- [EXERCISE AIM]
List all lines in the material below that contain "grid".

(Records excerpted from a collection)

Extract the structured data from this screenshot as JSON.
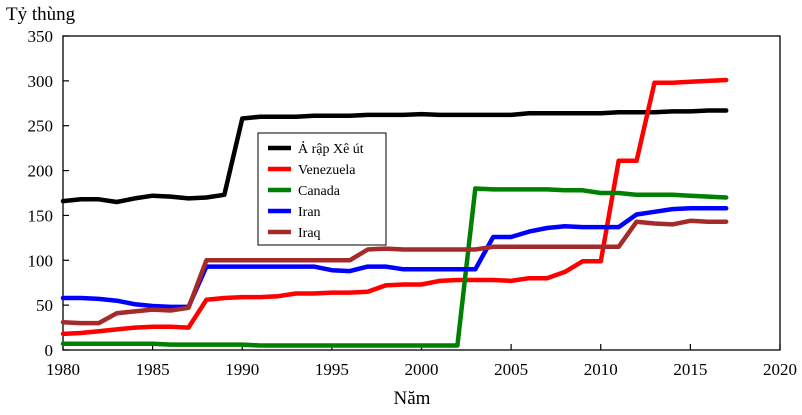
{
  "chart_data": {
    "type": "line",
    "title": "",
    "ylabel": "Tỷ thùng",
    "xlabel": "Năm",
    "xlim": [
      1980,
      2020
    ],
    "ylim": [
      0,
      350
    ],
    "x_ticks": [
      1980,
      1985,
      1990,
      1995,
      2000,
      2005,
      2010,
      2015,
      2020
    ],
    "y_ticks": [
      0,
      50,
      100,
      150,
      200,
      250,
      300,
      350
    ],
    "grid": false,
    "legend_position": "center-left",
    "x": [
      1980,
      1981,
      1982,
      1983,
      1984,
      1985,
      1986,
      1987,
      1988,
      1989,
      1990,
      1991,
      1992,
      1993,
      1994,
      1995,
      1996,
      1997,
      1998,
      1999,
      2000,
      2001,
      2002,
      2003,
      2004,
      2005,
      2006,
      2007,
      2008,
      2009,
      2010,
      2011,
      2012,
      2013,
      2014,
      2015,
      2016,
      2017
    ],
    "series": [
      {
        "name": "Ả rập Xê út",
        "color": "#000000",
        "values": [
          166,
          168,
          168,
          165,
          169,
          172,
          171,
          169,
          170,
          173,
          258,
          260,
          260,
          260,
          261,
          261,
          261,
          262,
          262,
          262,
          263,
          262,
          262,
          262,
          262,
          262,
          264,
          264,
          264,
          264,
          264,
          265,
          265,
          265,
          266,
          266,
          267,
          267
        ]
      },
      {
        "name": "Venezuela",
        "color": "#ff0000",
        "values": [
          18,
          19,
          21,
          23,
          25,
          26,
          26,
          25,
          56,
          58,
          59,
          59,
          60,
          63,
          63,
          64,
          64,
          65,
          72,
          73,
          73,
          77,
          78,
          78,
          78,
          77,
          80,
          80,
          87,
          99,
          99,
          211,
          211,
          298,
          298,
          299,
          300,
          301
        ]
      },
      {
        "name": "Canada",
        "color": "#008000",
        "values": [
          7,
          7,
          7,
          7,
          7,
          7,
          6,
          6,
          6,
          6,
          6,
          5,
          5,
          5,
          5,
          5,
          5,
          5,
          5,
          5,
          5,
          5,
          5,
          180,
          179,
          179,
          179,
          179,
          178,
          178,
          175,
          175,
          173,
          173,
          173,
          172,
          171,
          170
        ]
      },
      {
        "name": "Iran",
        "color": "#0000ff",
        "values": [
          58,
          58,
          57,
          55,
          51,
          49,
          48,
          48,
          93,
          93,
          93,
          93,
          93,
          93,
          93,
          89,
          88,
          93,
          93,
          90,
          90,
          90,
          90,
          90,
          126,
          126,
          132,
          136,
          138,
          137,
          137,
          137,
          151,
          154,
          157,
          158,
          158,
          158
        ]
      },
      {
        "name": "Iraq",
        "color": "#a52a2a",
        "values": [
          31,
          30,
          30,
          41,
          43,
          45,
          44,
          47,
          100,
          100,
          100,
          100,
          100,
          100,
          100,
          100,
          100,
          112,
          113,
          112,
          112,
          112,
          112,
          112,
          115,
          115,
          115,
          115,
          115,
          115,
          115,
          115,
          143,
          141,
          140,
          144,
          143,
          143
        ]
      }
    ]
  }
}
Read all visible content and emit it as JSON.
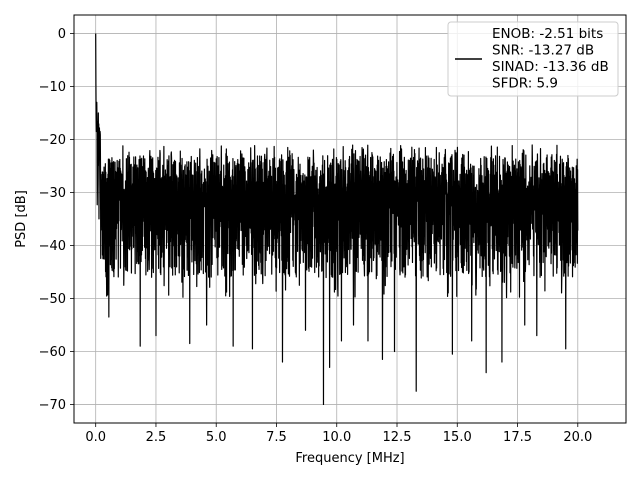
{
  "chart_data": {
    "type": "line",
    "xlabel": "Frequency [MHz]",
    "ylabel": "PSD [dB]",
    "xlim": [
      -0.9,
      22.0
    ],
    "ylim": [
      -73.5,
      3.5
    ],
    "xticks": [
      0.0,
      2.5,
      5.0,
      7.5,
      10.0,
      12.5,
      15.0,
      17.5,
      20.0
    ],
    "xtick_labels": [
      "0.0",
      "2.5",
      "5.0",
      "7.5",
      "10.0",
      "12.5",
      "15.0",
      "17.5",
      "20.0"
    ],
    "yticks": [
      0,
      -10,
      -20,
      -30,
      -40,
      -50,
      -60,
      -70
    ],
    "ytick_labels": [
      "0",
      "−10",
      "−20",
      "−30",
      "−40",
      "−50",
      "−60",
      "−70"
    ],
    "grid": true,
    "legend_position": "top-right",
    "legend_entries": [
      "ENOB: -2.51 bits",
      "SNR: -13.27 dB",
      "SINAD: -13.36 dB",
      "SFDR: 5.9"
    ],
    "series": [
      {
        "color": "#000000",
        "x_start": 0.0,
        "x_end": 20.0,
        "peak": [
          0.0,
          0.0
        ],
        "noise_floor_range": [
          -50,
          -21
        ],
        "deep_dips": [
          [
            0.55,
            -53.5
          ],
          [
            1.85,
            -59
          ],
          [
            2.5,
            -57
          ],
          [
            3.9,
            -58.5
          ],
          [
            4.6,
            -55
          ],
          [
            5.7,
            -59
          ],
          [
            6.5,
            -59.5
          ],
          [
            7.75,
            -62
          ],
          [
            8.7,
            -56
          ],
          [
            9.45,
            -70
          ],
          [
            9.7,
            -63
          ],
          [
            10.2,
            -58
          ],
          [
            10.7,
            -55
          ],
          [
            11.3,
            -58
          ],
          [
            11.9,
            -61.5
          ],
          [
            12.4,
            -60
          ],
          [
            13.3,
            -67.5
          ],
          [
            14.8,
            -60.5
          ],
          [
            15.6,
            -58
          ],
          [
            16.2,
            -64
          ],
          [
            16.85,
            -62
          ],
          [
            17.8,
            -55
          ],
          [
            18.3,
            -57
          ],
          [
            19.5,
            -59.5
          ]
        ]
      }
    ]
  }
}
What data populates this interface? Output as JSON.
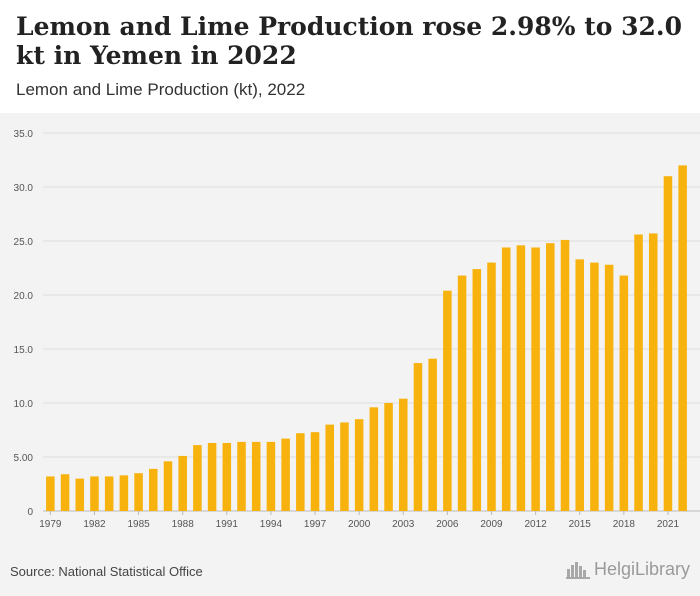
{
  "header": {
    "title": "Lemon and Lime Production rose 2.98% to 32.0 kt in Yemen in 2022",
    "subtitle": "Lemon and Lime Production (kt), 2022"
  },
  "footer": {
    "source": "Source: National Statistical Office",
    "logo_text": "HelgiLibrary",
    "logo_icon": "city-skyline-icon"
  },
  "colors": {
    "bar": "#F7B20E",
    "grid": "#dddddd",
    "background": "#f3f3f3"
  },
  "chart_data": {
    "type": "bar",
    "categories": [
      "1979",
      "1980",
      "1981",
      "1982",
      "1983",
      "1984",
      "1985",
      "1986",
      "1987",
      "1988",
      "1989",
      "1990",
      "1991",
      "1992",
      "1993",
      "1994",
      "1995",
      "1996",
      "1997",
      "1998",
      "1999",
      "2000",
      "2001",
      "2002",
      "2003",
      "2004",
      "2005",
      "2006",
      "2007",
      "2008",
      "2009",
      "2010",
      "2011",
      "2012",
      "2013",
      "2014",
      "2015",
      "2016",
      "2017",
      "2018",
      "2019",
      "2020",
      "2021",
      "2022"
    ],
    "values": [
      3.2,
      3.4,
      3.0,
      3.2,
      3.2,
      3.3,
      3.5,
      3.9,
      4.6,
      5.1,
      6.1,
      6.3,
      6.3,
      6.4,
      6.4,
      6.4,
      6.7,
      7.2,
      7.3,
      8.0,
      8.2,
      8.5,
      9.6,
      10.0,
      10.4,
      13.7,
      14.1,
      20.4,
      21.8,
      22.4,
      23.0,
      24.4,
      24.6,
      24.4,
      24.8,
      25.1,
      23.3,
      23.0,
      22.8,
      21.8,
      25.6,
      25.7,
      31.0,
      32.0
    ],
    "xticks": [
      "1979",
      "1982",
      "1985",
      "1988",
      "1991",
      "1994",
      "1997",
      "2000",
      "2003",
      "2006",
      "2009",
      "2012",
      "2015",
      "2018",
      "2021"
    ],
    "yticks": [
      "0",
      "5.00",
      "10.0",
      "15.0",
      "20.0",
      "25.0",
      "30.0",
      "35.0"
    ],
    "ylim": [
      0,
      35
    ],
    "grid": true,
    "legend": "none"
  }
}
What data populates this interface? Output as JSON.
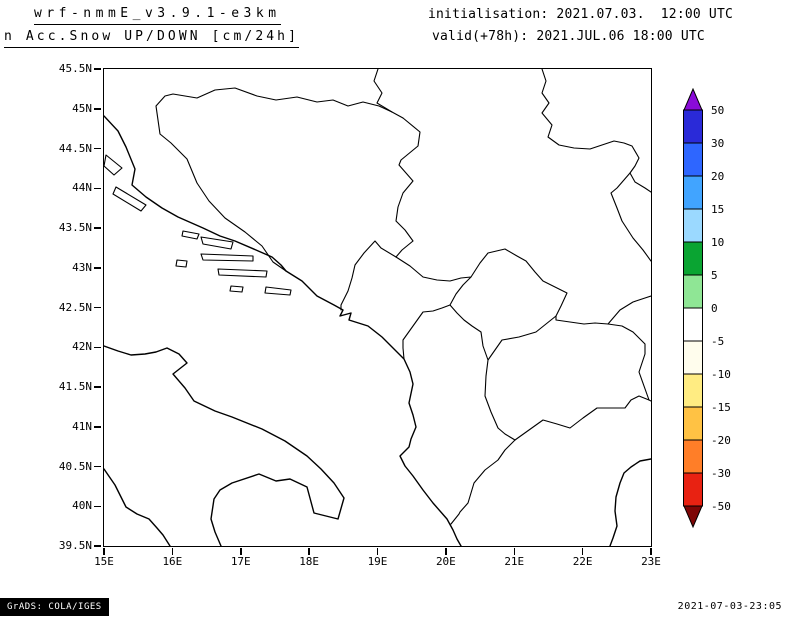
{
  "header": {
    "model_title": "wrf-nmmE_v3.9.1-e3km",
    "product_title": "n Acc.Snow UP/DOWN [cm/24h]",
    "init_line": "initialisation: 2021.07.03.  12:00 UTC",
    "valid_line": "valid(+78h): 2021.JUL.06 18:00 UTC"
  },
  "footer": {
    "credit_badge": "GrADS: COLA/IGES",
    "timestamp": "2021-07-03-23:05"
  },
  "chart_data": {
    "type": "map",
    "title": "Acc.Snow UP/DOWN [cm/24h]",
    "subtitle": "wrf-nmmE_v3.9.1-e3km, valid(+78h): 2021.JUL.06 18:00 UTC",
    "region": "Adriatic / Balkans basemap with coastlines and country borders",
    "grid": "off",
    "shaded_regions": [],
    "x_axis": {
      "ticks": [
        "15E",
        "16E",
        "17E",
        "18E",
        "19E",
        "20E",
        "21E",
        "22E",
        "23E"
      ],
      "range_deg_east": [
        15,
        23
      ]
    },
    "y_axis": {
      "ticks": [
        "45.5N",
        "45N",
        "44.5N",
        "44N",
        "43.5N",
        "43N",
        "42.5N",
        "42N",
        "41.5N",
        "41N",
        "40.5N",
        "40N",
        "39.5N"
      ],
      "range_deg_north": [
        39.5,
        45.5
      ]
    },
    "colorbar": {
      "units": "cm/24h",
      "labels": [
        "50",
        "30",
        "20",
        "15",
        "10",
        "5",
        "0",
        "-5",
        "-10",
        "-15",
        "-20",
        "-30",
        "-50"
      ],
      "top_arrow_color": "#8a0bd8",
      "bottom_arrow_color": "#7e0606",
      "segment_colors": [
        "#2a2ad8",
        "#2e66ff",
        "#41a4ff",
        "#9bd9ff",
        "#0aa432",
        "#8fe695",
        "#ffffff",
        "#fffded",
        "#ffec82",
        "#ffc244",
        "#ff7e28",
        "#e82212"
      ]
    }
  }
}
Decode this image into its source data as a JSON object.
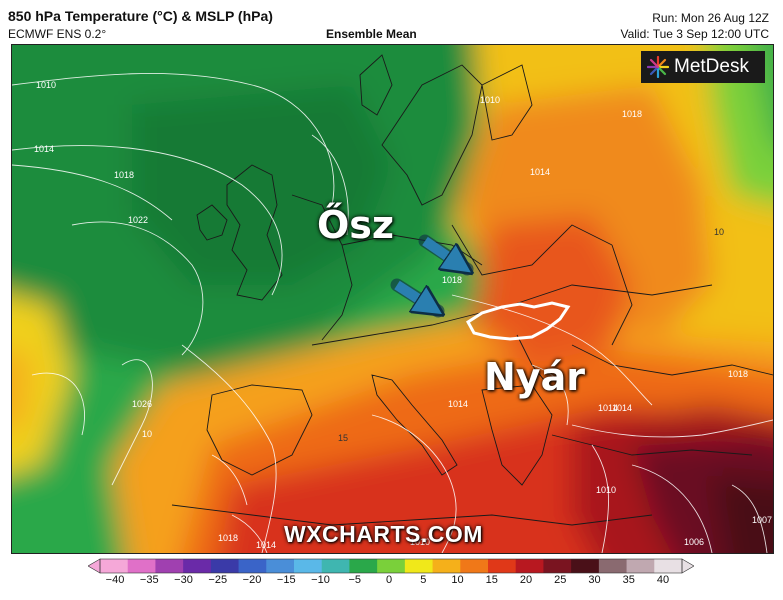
{
  "header": {
    "title": "850 hPa Temperature (°C) & MSLP (hPa)",
    "subtitle": "ECMWF ENS 0.2°",
    "mean_label": "Ensemble Mean",
    "run": "Run: Mon 26 Aug 12Z",
    "valid": "Valid: Tue 3 Sep 12:00 UTC"
  },
  "logo": {
    "text": "MetDesk",
    "icon": "metdesk-burst-icon"
  },
  "annotations": {
    "autumn_label": "Ősz",
    "summer_label": "Nyár",
    "arrow_icon": "arrow-icon",
    "arrow_color": "#2a7fb0",
    "outline_color": "#ffffff"
  },
  "watermark": "WXCHARTS.COM",
  "isobars": {
    "labels": [
      "1010",
      "1014",
      "1018",
      "1022",
      "1026",
      "10",
      "1018",
      "1010",
      "1014",
      "1018",
      "1014",
      "1018",
      "1014",
      "1010",
      "1007",
      "1006",
      "1018",
      "1014",
      "1010",
      "10",
      "15",
      "1014"
    ]
  },
  "colorbar": {
    "ticks": [
      "−40",
      "−35",
      "−30",
      "−25",
      "−20",
      "−15",
      "−10",
      "−5",
      "0",
      "5",
      "10",
      "15",
      "20",
      "25",
      "30",
      "35",
      "40"
    ],
    "colors": [
      "#f5a8d8",
      "#e070c8",
      "#a040b0",
      "#6a2aa8",
      "#3a3aa8",
      "#3a64c8",
      "#4a8ed8",
      "#5ab8e8",
      "#3fb6b0",
      "#2aa84a",
      "#7ad03a",
      "#f0e81a",
      "#f5b01a",
      "#f07818",
      "#e03818",
      "#b81820",
      "#7a1420",
      "#4a1018",
      "#8a6a70",
      "#c0a8b0",
      "#e8e0e4"
    ]
  }
}
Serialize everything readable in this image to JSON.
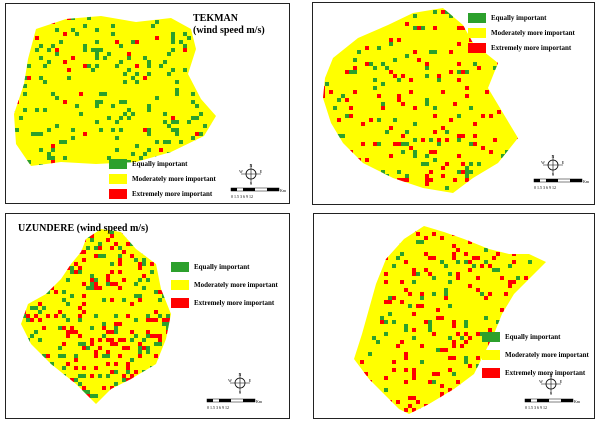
{
  "colors": {
    "equally": "#2ca02c",
    "moderately": "#ffff00",
    "extremely": "#ff0000",
    "outline": "#000000"
  },
  "legend_labels": {
    "equally": "Equally important",
    "moderately": "Moderately more important",
    "extremely": "Extremely more important"
  },
  "panels": [
    {
      "title_line1": "TEKMAN",
      "title_line2": "(wind speed m/s)",
      "scale_ticks": "0 1.5 3  6   9   12",
      "scale_unit": "Km"
    },
    {
      "title_line1": "",
      "title_line2": "",
      "scale_ticks": "0 1.5 3  6   9   12",
      "scale_unit": "Km"
    },
    {
      "title_line1": "UZUNDERE (wind speed m/s)",
      "title_line2": "",
      "scale_ticks": "0 1.5 3  6   9   12",
      "scale_unit": "Km"
    },
    {
      "title_line1": "",
      "title_line2": "",
      "scale_ticks": "0 1.5 3  6   9   12",
      "scale_unit": "Km"
    }
  ],
  "north_arrow": {
    "n": "N",
    "e": "E",
    "s": "S",
    "w": "W"
  }
}
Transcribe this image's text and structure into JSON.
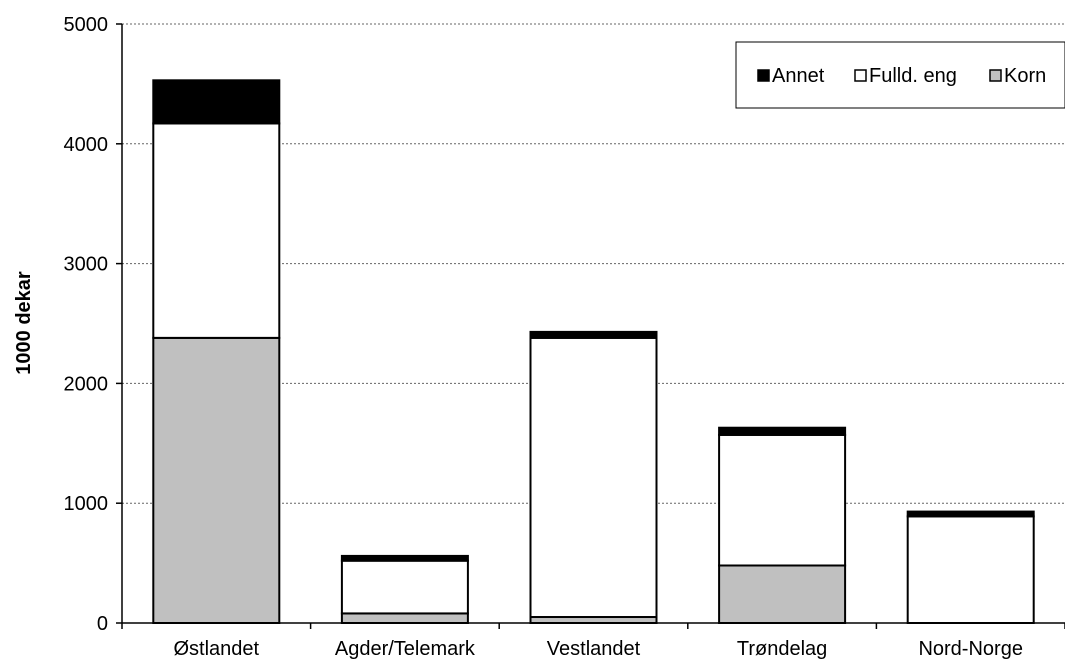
{
  "chart_data": {
    "type": "bar",
    "stacked": true,
    "title": "",
    "xlabel": "",
    "ylabel": "1000 dekar",
    "ylim": [
      0,
      5000
    ],
    "yticks": [
      0,
      1000,
      2000,
      3000,
      4000,
      5000
    ],
    "grid": "horizontal dashed",
    "legend_position": "top-right",
    "categories": [
      "Østlandet",
      "Agder/Telemark",
      "Vestlandet",
      "Trøndelag",
      "Nord-Norge"
    ],
    "series": [
      {
        "name": "Korn",
        "color": "#c0c0c0",
        "values": [
          2380,
          80,
          50,
          480,
          0
        ]
      },
      {
        "name": "Fulld. eng",
        "color": "#ffffff",
        "values": [
          1790,
          440,
          2330,
          1090,
          890
        ]
      },
      {
        "name": "Annet",
        "color": "#000000",
        "values": [
          360,
          40,
          50,
          60,
          40
        ]
      }
    ],
    "legend_order": [
      "Annet",
      "Fulld. eng",
      "Korn"
    ]
  }
}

- [CORRECT ANSWER]
    "grid": false,
    "grid": true,
    "grid": "#dddddd",
    "grid": true,
    "grid": "off",
    "grid": "horizontal dashed",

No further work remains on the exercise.